WHAT TO DO:
Extract each line from the entries below that has the string "sigma" in it.

====== TASK INPUT ======

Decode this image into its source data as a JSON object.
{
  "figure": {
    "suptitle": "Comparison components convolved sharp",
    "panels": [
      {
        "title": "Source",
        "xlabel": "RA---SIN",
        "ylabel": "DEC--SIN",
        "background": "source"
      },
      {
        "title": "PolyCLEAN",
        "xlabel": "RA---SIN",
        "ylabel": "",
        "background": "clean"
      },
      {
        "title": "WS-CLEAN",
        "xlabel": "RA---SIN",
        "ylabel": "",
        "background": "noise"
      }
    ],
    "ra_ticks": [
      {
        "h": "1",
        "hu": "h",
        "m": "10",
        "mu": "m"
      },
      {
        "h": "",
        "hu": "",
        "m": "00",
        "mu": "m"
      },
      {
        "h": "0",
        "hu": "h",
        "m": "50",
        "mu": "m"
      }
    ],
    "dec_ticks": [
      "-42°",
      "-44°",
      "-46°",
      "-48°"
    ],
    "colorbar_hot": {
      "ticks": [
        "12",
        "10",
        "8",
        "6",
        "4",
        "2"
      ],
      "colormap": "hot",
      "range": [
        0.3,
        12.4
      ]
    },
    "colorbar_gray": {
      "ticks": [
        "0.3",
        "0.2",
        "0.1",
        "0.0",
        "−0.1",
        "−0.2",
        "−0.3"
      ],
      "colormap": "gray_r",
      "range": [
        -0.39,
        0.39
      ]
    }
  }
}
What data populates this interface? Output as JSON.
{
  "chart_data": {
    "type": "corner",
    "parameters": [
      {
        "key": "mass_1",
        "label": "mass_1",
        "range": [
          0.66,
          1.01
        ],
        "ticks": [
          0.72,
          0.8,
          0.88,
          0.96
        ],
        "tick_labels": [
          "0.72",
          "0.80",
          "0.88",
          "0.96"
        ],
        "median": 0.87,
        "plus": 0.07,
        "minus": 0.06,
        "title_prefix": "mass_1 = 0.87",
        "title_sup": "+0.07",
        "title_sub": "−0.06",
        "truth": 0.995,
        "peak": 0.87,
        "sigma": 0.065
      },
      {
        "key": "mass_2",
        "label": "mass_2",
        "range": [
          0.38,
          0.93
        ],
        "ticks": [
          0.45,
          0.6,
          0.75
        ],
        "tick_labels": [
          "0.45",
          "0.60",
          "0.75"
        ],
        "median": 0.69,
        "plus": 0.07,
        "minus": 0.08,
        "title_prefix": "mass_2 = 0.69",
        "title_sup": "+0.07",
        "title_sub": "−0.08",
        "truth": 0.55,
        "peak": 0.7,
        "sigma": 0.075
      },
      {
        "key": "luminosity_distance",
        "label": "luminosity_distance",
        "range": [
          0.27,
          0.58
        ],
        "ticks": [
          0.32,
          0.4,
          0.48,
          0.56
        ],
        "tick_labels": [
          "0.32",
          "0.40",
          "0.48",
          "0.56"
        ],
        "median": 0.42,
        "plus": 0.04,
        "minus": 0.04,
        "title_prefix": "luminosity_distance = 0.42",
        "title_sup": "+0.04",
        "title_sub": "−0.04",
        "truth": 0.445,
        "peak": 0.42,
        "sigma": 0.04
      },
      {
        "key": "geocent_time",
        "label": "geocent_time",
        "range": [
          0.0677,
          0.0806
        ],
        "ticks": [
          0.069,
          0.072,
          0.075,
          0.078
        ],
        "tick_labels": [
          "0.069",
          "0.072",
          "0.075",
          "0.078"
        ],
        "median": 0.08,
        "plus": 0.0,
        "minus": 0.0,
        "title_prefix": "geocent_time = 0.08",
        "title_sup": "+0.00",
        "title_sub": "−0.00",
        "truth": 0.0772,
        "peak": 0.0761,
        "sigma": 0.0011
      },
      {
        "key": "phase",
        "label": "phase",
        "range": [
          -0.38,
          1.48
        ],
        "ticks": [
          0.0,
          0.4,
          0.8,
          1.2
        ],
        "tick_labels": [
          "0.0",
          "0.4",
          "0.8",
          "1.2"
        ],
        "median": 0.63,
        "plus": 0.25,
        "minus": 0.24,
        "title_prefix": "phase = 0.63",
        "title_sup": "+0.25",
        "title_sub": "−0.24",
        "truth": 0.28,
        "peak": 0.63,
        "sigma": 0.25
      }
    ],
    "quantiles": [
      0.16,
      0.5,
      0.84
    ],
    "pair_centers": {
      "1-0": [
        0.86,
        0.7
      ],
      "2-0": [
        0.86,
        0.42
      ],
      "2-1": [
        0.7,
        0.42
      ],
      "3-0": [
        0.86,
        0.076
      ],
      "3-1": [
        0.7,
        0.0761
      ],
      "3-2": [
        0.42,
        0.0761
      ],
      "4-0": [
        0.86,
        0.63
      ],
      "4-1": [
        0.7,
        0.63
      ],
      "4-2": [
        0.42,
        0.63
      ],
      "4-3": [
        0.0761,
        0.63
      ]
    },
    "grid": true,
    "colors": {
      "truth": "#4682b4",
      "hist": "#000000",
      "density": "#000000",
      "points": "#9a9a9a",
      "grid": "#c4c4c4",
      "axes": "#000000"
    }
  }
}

======

TASK OUTPUT:
        "sigma": 0.065
        "sigma": 0.075
        "sigma": 0.04
        "sigma": 0.0011
        "sigma": 0.25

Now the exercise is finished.